[start]

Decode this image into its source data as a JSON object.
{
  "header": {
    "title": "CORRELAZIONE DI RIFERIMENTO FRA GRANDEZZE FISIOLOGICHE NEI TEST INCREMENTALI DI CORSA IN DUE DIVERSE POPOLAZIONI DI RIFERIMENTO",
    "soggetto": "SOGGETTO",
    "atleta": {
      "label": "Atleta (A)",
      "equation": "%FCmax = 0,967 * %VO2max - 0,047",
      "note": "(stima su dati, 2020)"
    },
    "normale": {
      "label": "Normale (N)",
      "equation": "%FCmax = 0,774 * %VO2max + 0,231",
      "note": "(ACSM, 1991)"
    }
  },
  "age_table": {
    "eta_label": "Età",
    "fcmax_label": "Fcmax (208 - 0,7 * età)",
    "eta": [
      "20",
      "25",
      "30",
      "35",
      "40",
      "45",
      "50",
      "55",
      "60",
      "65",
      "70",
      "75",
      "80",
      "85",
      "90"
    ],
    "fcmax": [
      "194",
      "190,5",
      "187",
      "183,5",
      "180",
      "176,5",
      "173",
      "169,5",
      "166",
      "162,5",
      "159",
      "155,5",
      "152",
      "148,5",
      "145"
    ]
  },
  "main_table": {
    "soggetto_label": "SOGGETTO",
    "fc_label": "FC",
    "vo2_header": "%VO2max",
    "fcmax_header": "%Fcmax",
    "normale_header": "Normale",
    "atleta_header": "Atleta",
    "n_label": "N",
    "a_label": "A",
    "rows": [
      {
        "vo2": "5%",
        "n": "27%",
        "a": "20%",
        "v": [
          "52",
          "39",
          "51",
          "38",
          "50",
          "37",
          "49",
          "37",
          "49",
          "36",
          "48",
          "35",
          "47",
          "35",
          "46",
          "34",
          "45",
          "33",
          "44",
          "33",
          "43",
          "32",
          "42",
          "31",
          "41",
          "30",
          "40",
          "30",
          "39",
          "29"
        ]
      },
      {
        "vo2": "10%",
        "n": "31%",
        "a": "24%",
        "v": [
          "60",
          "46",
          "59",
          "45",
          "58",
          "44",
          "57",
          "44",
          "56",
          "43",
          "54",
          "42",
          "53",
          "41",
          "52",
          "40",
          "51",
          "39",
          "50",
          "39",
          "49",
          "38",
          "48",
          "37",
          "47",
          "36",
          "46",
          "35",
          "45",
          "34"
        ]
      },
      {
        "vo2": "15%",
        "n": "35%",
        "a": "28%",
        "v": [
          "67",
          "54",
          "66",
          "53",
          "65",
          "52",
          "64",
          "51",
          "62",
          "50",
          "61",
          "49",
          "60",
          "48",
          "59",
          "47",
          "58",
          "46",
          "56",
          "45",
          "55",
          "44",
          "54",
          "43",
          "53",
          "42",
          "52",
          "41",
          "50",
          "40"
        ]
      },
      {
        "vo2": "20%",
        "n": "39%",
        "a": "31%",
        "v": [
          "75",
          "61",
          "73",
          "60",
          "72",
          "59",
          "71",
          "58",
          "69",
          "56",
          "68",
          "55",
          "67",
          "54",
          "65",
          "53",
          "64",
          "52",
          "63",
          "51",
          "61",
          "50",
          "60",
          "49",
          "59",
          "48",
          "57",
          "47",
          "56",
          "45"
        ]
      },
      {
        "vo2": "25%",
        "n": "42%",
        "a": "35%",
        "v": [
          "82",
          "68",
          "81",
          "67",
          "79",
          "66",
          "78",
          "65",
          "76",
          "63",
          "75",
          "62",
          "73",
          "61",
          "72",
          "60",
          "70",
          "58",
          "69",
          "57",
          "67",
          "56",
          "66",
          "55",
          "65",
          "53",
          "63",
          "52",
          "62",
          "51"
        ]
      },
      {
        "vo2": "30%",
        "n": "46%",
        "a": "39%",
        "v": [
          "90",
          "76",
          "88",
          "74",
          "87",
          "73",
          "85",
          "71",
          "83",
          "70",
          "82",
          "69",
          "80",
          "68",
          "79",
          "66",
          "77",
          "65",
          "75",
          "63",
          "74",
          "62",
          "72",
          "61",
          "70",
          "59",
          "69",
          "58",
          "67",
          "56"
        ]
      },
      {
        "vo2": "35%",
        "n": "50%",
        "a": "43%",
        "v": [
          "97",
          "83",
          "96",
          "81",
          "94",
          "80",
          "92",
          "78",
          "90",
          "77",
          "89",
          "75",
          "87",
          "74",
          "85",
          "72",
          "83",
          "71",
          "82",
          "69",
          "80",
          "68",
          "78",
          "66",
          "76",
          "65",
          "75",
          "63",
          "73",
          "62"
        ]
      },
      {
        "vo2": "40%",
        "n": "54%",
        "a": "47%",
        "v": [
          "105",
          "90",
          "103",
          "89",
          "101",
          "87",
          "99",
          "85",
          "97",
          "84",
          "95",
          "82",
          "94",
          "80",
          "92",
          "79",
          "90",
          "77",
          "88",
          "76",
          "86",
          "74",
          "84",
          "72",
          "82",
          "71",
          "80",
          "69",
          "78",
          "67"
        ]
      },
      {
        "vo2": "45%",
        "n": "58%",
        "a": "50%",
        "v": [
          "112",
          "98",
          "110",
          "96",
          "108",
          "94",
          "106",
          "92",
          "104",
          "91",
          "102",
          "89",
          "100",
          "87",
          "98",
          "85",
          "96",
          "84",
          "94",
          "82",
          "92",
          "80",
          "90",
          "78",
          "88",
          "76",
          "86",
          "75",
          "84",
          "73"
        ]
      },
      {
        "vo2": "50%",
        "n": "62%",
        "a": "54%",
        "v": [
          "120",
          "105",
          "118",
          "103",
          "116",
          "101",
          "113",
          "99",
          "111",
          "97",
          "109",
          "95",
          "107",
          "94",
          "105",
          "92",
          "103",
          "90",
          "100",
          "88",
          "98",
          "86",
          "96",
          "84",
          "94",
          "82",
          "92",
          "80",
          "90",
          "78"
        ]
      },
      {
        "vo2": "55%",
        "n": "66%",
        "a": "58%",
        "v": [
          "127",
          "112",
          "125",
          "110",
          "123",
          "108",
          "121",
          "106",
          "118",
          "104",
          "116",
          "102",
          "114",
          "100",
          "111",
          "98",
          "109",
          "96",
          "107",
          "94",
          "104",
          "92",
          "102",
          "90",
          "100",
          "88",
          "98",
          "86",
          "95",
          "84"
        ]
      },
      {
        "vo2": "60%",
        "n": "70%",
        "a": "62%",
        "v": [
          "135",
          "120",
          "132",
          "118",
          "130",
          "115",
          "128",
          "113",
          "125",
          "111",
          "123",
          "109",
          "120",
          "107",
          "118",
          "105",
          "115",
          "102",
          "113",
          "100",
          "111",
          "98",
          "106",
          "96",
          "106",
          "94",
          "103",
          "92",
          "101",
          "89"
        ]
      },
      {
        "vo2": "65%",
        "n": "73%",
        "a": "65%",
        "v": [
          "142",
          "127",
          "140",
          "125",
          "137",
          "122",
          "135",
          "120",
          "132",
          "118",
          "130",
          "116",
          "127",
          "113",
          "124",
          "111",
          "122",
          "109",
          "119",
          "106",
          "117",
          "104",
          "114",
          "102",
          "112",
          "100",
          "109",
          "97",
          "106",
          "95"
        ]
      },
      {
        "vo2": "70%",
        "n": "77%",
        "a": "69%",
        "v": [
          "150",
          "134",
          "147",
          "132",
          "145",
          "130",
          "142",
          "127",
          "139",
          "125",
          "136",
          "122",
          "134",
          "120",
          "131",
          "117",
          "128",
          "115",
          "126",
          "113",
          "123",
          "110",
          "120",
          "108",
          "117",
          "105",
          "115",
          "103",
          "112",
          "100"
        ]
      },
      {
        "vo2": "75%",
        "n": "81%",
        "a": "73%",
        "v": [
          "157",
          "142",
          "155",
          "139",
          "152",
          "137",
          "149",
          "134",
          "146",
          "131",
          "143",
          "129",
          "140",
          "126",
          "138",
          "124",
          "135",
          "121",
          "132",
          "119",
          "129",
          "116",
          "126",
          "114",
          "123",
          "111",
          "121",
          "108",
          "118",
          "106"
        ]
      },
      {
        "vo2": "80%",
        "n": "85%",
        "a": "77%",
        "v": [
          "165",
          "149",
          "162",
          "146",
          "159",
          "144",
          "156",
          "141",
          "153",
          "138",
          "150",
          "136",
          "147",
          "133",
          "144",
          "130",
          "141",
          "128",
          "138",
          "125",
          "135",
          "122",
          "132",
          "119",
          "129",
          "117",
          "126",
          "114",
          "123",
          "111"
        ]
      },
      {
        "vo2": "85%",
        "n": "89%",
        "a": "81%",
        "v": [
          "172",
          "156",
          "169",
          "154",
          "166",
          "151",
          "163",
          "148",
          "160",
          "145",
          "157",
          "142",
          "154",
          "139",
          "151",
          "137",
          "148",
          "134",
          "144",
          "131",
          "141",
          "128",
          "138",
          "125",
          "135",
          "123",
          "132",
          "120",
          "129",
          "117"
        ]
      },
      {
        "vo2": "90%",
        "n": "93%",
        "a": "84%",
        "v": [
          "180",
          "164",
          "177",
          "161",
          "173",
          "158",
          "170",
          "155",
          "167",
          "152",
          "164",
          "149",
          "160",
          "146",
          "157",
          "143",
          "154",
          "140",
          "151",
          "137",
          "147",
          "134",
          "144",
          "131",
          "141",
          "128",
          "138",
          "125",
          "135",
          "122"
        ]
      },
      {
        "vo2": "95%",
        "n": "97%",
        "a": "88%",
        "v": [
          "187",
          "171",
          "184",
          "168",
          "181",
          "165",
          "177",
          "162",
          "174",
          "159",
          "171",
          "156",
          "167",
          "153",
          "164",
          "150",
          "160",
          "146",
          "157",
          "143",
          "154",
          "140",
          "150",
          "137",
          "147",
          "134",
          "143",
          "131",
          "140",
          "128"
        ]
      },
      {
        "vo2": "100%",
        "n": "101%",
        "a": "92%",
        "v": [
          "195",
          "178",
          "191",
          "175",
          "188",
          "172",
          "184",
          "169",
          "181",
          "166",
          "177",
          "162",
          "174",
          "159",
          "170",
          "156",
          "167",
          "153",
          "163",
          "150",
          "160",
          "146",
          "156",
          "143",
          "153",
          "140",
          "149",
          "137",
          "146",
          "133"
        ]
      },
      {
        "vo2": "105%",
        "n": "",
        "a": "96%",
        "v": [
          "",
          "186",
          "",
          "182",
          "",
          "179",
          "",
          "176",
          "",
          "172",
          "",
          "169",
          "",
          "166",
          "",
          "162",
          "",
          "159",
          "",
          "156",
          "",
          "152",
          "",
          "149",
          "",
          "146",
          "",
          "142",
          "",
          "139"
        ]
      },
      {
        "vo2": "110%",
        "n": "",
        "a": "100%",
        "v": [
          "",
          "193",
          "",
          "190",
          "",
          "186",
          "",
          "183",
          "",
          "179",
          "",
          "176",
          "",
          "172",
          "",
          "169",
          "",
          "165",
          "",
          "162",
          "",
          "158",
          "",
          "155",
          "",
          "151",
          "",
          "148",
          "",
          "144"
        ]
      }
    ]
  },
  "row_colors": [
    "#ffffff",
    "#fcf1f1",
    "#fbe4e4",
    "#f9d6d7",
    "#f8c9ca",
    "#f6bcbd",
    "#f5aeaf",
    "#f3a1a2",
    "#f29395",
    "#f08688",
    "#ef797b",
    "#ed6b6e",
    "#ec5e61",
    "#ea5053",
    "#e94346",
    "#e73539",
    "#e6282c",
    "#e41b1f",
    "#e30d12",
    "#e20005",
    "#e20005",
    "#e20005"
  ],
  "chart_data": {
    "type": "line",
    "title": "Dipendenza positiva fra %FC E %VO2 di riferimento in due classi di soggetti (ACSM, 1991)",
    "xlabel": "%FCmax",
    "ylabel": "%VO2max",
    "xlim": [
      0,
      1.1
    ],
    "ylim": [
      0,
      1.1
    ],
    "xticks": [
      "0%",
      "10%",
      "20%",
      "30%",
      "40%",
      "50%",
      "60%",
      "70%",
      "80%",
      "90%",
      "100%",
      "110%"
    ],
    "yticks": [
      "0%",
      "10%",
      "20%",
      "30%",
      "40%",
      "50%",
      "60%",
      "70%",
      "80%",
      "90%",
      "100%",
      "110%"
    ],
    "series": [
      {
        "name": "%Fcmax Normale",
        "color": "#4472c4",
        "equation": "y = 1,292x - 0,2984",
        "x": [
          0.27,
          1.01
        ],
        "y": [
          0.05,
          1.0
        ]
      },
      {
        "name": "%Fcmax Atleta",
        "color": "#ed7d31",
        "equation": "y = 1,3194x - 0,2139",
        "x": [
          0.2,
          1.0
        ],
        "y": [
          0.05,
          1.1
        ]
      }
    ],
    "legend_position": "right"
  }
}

[end]

• GIVEN TASK: Scan the listing above. Collect all lines with the word "title".

• REPLY TO THE TASK:
    "title": "CORRELAZIONE DI RIFERIMENTO FRA GRANDEZZE FISIOLOGICHE NEI TEST INCREMENTALI DI CORSA IN DUE DIVERSE POPOLAZIONI DI RIFERIMENTO",
    "title": "Dipendenza positiva fra %FC E %VO2 di riferimento in due classi di soggetti (ACSM, 1991)",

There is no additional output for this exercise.